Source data
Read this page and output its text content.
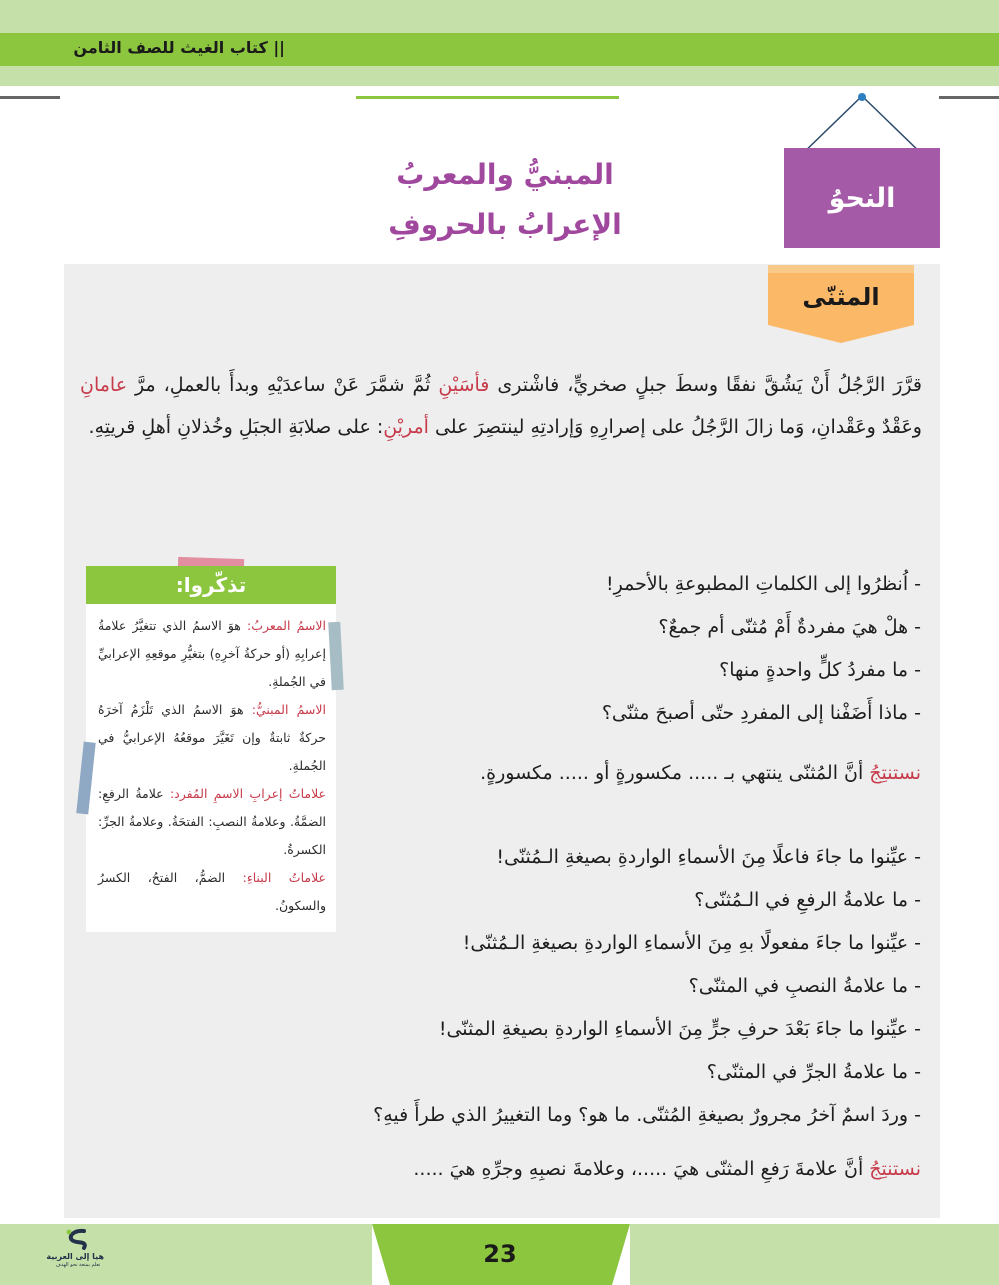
|| كتاب الغيث للصف الثامن
النحوُ
المبنيُّ والمعربُ
الإعرابُ بالحروفِ
المثنّى
قرَّرَ الرَّجُلُ أَنْ يَشُقَّ نفقًا وسطَ جبلٍ صخريٍّ، فاشْترى فأسَيْنِ ثُمَّ شمَّرَ عَنْ ساعدَيْهِ وبدأَ بالعملِ، مرَّ عامانِ وعَقْدٌ وعَقْدانِ، وَما زالَ الرَّجُلُ على إصرارِهِ وَإرادتِهِ لينتصِرَ على أمريْنِ: على صلابَةِ الجبَلِ وخُذلانِ أهلِ قريتِهِ.
تذكّروا:
الاسمُ المعربُ: هوَ الاسمُ الذي تتغيَّرُ علامةُ إعرابِهِ (أو حركةُ آخرِهِ) بتغيُّرِ موقعِهِ الإعرابيِّ في الجُملةِ.
الاسمُ المبنيُّ: هوَ الاسمُ الذي تَلْزَمُ آخرَهُ حركةٌ ثابتةٌ وإن تَغَيَّرَ موقعُهُ الإعرابيُّ في الجُملةِ.
علاماتُ إعرابِ الاسمِ المُفرد: علامةُ الرفعِ: الضمَّةُ. وعلامةُ النصبِ: الفتحَةُ. وعلامةُ الجرِّ: الكسرةُ.
علاماتُ البناءِ: الضمُّ، الفتحُ، الكسرُ والسكونُ.
- اُنظرُوا إلى الكلماتِ المطبوعةِ بالأحمرِ!
- هلْ هيَ مفردةٌ أَمْ مُثنّى أم جمعٌ؟
- ما مفردُ كلٍّ واحدةٍ منها؟
- ماذا أَضَفْنا إلى المفردِ حتّى أصبحَ مثنّى؟
نستنتِجُ أنَّ المُثنّى ينتهي بـ ..... مكسورةٍ أو ..... مكسورةٍ.
- عيِّنوا ما جاءَ فاعلًا مِنَ الأسماءِ الواردةِ بصيغةِ الـمُثنّى!
- ما علامةُ الرفعِ في الـمُثنّى؟
- عيِّنوا ما جاءَ مفعولًا بهِ مِنَ الأسماءِ الواردةِ بصيغةِ الـمُثنّى!
- ما علامةُ النصبِ في المثنّى؟
- عيِّنوا ما جاءَ بَعْدَ حرفِ جرٍّ مِنَ الأسماءِ الواردةِ بصيغةِ المثنّى!
- ما علامةُ الجرِّ في المثنّى؟
- وردَ اسمٌ آخرُ مجرورٌ بصيغةِ المُثنّى. ما هو؟ وما التغييرُ الذي طرأَ فيهِ؟
نستنتِجُ أنَّ علامةَ رَفعِ المثنّى هيَ .....، وعلامةَ نصبِهِ وجرِّهِ هيَ .....
23
هيا إلى العربية
تعلم بمتعة نحو الهدف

_Exercise brief_
Return all of the entries exactly as written, but drop any pictures they hold.

_Finished answer_
Read this page and output its text content.
|| كتاب الغيث للصف الثامن
النحوُ
المبنيُّ والمعربُ
الإعرابُ بالحروفِ
المثنّى
قرَّرَ الرَّجُلُ أَنْ يَشُقَّ نفقًا وسطَ جبلٍ صخريٍّ، فاشْترى فأسَيْنِ ثُمَّ شمَّرَ عَنْ ساعدَيْهِ وبدأَ بالعملِ، مرَّ عامانِ وعَقْدٌ وعَقْدانِ، وَما زالَ الرَّجُلُ على إصرارِهِ وَإرادتِهِ لينتصِرَ على أمريْنِ: على صلابَةِ الجبَلِ وخُذلانِ أهلِ قريتِهِ.
تذكّروا:
الاسمُ المعربُ: هوَ الاسمُ الذي تتغيَّرُ علامةُ إعرابِهِ (أو حركةُ آخرِهِ) بتغيُّرِ موقعِهِ الإعرابيِّ في الجُملةِ.
الاسمُ المبنيُّ: هوَ الاسمُ الذي تَلْزَمُ آخرَهُ حركةٌ ثابتةٌ وإن تَغَيَّرَ موقعُهُ الإعرابيُّ في الجُملةِ.
علاماتُ إعرابِ الاسمِ المُفرد: علامةُ الرفعِ: الضمَّةُ. وعلامةُ النصبِ: الفتحَةُ. وعلامةُ الجرِّ: الكسرةُ.
علاماتُ البناءِ: الضمُّ، الفتحُ، الكسرُ والسكونُ.
- اُنظرُوا إلى الكلماتِ المطبوعةِ بالأحمرِ!
- هلْ هيَ مفردةٌ أَمْ مُثنّى أم جمعٌ؟
- ما مفردُ كلٍّ واحدةٍ منها؟
- ماذا أَضَفْنا إلى المفردِ حتّى أصبحَ مثنّى؟
نستنتِجُ أنَّ المُثنّى ينتهي بـ ..... مكسورةٍ أو ..... مكسورةٍ.
- عيِّنوا ما جاءَ فاعلًا مِنَ الأسماءِ الواردةِ بصيغةِ الـمُثنّى!
- ما علامةُ الرفعِ في الـمُثنّى؟
- عيِّنوا ما جاءَ مفعولًا بهِ مِنَ الأسماءِ الواردةِ بصيغةِ الـمُثنّى!
- ما علامةُ النصبِ في المثنّى؟
- عيِّنوا ما جاءَ بَعْدَ حرفِ جرٍّ مِنَ الأسماءِ الواردةِ بصيغةِ المثنّى!
- ما علامةُ الجرِّ في المثنّى؟
- وردَ اسمٌ آخرُ مجرورٌ بصيغةِ المُثنّى. ما هو؟ وما التغييرُ الذي طرأَ فيهِ؟
نستنتِجُ أنَّ علامةَ رَفعِ المثنّى هيَ .....، وعلامةَ نصبِهِ وجرِّهِ هيَ .....
23
هيا إلى العربية
تعلم بمتعة نحو الهدف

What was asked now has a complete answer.